TASK OBJECTIVE
Report the count of lines below in which the string "Instantaneous" occurs; include nothing else.

RECORDS TO USE
════════
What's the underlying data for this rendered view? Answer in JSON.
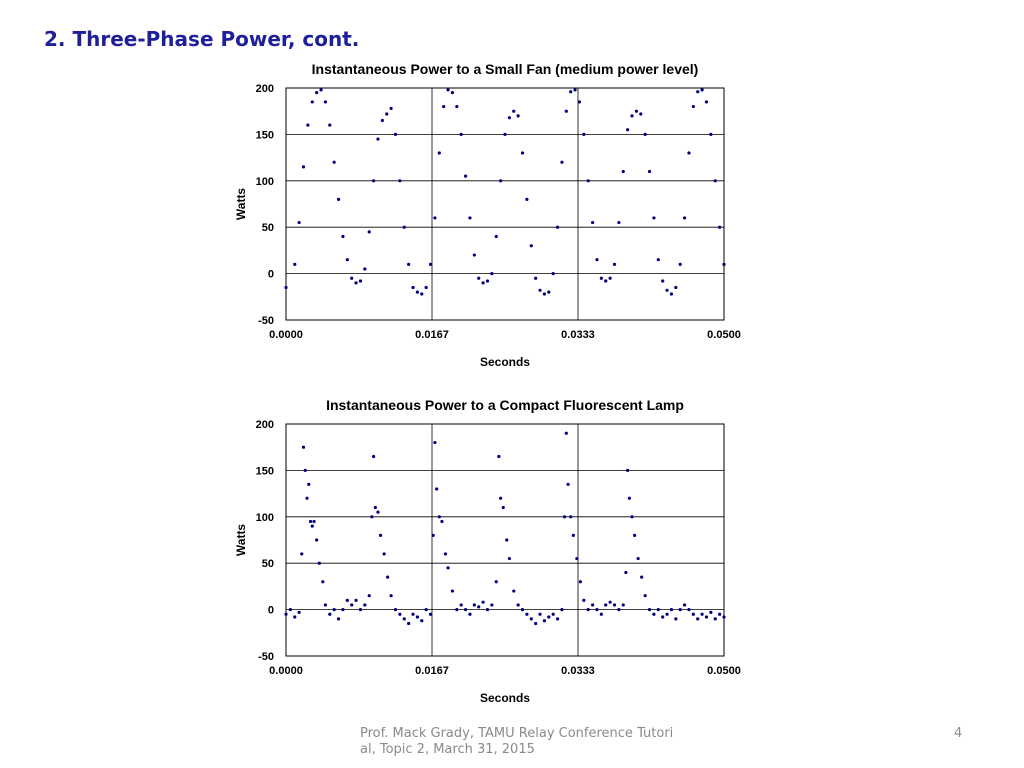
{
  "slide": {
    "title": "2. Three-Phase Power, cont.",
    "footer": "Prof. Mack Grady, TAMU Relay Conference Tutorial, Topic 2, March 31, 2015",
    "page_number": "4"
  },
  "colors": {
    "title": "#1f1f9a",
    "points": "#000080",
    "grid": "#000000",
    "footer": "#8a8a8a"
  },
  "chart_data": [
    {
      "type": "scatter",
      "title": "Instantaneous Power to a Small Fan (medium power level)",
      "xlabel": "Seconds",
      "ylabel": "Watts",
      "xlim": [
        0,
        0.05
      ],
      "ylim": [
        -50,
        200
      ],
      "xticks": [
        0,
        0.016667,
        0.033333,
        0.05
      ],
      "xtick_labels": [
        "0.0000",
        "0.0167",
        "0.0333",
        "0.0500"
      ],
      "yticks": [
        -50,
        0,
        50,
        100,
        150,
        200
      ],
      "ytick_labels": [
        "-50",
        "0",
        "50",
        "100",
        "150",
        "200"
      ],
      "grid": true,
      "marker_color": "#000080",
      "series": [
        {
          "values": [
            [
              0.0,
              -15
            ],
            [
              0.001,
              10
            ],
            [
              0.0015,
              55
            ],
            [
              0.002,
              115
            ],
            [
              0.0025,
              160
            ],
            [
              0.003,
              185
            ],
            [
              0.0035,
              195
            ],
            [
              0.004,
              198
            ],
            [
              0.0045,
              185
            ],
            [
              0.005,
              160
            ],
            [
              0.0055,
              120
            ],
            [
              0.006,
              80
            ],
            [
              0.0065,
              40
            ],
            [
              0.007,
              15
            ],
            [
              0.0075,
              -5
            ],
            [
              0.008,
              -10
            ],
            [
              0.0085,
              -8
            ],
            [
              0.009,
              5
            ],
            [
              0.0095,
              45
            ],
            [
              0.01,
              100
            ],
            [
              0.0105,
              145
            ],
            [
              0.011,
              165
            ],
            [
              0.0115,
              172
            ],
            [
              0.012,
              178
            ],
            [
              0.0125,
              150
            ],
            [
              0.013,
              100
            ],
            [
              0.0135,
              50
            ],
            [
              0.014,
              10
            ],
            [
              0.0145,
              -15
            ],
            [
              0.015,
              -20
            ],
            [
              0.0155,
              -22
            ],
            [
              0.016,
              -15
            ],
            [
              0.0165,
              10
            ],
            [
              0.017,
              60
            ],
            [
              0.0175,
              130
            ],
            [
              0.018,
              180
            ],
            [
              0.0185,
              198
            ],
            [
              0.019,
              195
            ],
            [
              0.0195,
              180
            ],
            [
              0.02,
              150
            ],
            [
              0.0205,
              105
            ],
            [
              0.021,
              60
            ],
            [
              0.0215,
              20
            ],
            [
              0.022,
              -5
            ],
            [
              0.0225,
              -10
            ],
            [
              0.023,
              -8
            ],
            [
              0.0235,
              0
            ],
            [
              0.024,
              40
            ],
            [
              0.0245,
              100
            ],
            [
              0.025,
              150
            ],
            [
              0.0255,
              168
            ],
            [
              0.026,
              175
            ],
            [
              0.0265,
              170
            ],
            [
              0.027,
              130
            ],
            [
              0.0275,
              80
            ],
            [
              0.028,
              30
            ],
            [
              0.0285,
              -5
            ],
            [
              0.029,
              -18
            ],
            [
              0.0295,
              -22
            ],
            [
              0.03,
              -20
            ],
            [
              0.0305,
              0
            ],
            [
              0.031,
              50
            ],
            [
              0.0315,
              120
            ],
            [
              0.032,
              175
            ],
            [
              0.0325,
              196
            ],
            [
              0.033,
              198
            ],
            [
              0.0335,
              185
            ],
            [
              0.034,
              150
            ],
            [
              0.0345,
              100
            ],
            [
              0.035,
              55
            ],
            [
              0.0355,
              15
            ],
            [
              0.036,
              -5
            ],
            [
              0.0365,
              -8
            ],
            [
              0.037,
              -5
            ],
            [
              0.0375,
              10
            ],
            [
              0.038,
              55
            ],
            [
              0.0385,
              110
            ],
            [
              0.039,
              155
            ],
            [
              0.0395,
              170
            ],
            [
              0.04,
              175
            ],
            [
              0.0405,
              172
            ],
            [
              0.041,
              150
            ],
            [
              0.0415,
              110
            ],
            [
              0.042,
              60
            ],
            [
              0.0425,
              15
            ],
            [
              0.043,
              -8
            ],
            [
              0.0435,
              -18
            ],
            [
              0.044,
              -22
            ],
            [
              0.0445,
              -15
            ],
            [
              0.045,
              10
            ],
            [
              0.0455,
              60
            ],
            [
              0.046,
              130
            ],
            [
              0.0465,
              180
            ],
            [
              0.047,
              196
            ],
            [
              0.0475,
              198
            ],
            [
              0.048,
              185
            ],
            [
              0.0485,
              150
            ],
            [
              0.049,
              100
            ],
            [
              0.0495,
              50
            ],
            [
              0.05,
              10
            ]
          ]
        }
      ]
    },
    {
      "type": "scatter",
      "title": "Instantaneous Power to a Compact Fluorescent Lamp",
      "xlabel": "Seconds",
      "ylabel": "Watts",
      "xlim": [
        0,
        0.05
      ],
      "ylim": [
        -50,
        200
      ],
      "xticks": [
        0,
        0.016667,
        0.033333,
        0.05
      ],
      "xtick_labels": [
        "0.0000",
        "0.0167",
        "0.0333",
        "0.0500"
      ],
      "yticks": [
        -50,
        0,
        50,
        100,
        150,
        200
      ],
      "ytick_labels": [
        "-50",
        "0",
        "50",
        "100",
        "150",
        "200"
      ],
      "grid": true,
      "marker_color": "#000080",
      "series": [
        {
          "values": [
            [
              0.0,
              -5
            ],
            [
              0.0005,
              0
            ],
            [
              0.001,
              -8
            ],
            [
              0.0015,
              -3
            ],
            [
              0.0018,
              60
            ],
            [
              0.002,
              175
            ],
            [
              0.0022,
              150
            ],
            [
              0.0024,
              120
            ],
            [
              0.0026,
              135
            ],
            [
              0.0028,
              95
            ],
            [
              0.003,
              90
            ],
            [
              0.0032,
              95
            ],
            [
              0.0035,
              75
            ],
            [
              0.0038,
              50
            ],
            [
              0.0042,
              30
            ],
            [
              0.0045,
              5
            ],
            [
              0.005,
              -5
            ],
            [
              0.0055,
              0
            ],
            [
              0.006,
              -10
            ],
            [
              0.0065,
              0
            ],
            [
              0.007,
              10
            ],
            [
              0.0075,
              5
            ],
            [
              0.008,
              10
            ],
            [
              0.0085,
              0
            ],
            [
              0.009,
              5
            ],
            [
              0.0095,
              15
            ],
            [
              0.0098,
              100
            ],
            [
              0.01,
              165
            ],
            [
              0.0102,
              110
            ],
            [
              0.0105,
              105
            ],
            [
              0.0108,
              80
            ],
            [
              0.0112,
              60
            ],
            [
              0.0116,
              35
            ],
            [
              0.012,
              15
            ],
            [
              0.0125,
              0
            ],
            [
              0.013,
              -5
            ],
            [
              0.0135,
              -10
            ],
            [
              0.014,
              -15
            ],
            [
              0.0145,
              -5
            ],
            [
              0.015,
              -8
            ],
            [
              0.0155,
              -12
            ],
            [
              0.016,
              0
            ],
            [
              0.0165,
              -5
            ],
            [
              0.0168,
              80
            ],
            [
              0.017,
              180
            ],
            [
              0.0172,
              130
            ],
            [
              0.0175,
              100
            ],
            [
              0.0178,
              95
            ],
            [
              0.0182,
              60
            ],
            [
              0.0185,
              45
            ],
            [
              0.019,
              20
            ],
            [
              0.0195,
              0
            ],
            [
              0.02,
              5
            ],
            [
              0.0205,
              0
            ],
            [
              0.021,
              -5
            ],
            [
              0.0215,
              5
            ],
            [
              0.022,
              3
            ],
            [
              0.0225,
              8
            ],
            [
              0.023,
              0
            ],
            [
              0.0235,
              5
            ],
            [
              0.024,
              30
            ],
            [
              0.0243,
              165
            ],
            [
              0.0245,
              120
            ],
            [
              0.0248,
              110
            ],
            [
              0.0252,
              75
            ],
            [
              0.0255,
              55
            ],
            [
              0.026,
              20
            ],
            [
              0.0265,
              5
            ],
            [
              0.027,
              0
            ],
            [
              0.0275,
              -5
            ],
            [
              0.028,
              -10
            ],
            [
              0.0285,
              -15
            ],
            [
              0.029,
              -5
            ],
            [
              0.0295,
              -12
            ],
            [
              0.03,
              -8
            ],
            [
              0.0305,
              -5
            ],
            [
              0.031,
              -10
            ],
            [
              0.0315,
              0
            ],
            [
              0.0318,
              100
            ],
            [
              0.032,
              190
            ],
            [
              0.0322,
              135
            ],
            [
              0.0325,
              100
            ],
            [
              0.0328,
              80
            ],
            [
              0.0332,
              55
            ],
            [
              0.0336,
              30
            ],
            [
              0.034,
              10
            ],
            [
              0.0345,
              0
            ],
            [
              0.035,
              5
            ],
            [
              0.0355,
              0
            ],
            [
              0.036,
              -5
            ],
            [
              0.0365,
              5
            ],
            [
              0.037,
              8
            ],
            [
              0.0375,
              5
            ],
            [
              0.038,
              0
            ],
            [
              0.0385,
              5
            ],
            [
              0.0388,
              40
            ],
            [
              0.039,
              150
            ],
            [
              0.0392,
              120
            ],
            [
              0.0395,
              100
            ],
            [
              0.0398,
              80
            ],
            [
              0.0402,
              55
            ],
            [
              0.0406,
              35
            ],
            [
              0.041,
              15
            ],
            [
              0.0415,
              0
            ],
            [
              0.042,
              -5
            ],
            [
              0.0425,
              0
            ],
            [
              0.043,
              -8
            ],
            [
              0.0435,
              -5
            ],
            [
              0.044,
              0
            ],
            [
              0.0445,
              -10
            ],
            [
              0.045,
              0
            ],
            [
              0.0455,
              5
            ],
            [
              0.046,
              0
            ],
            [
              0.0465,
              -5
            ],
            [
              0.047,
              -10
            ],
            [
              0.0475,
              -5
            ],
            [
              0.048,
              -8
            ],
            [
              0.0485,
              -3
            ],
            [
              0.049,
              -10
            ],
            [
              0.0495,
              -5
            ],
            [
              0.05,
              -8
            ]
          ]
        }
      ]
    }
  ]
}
════════
RESULT FOR THIS TASK
2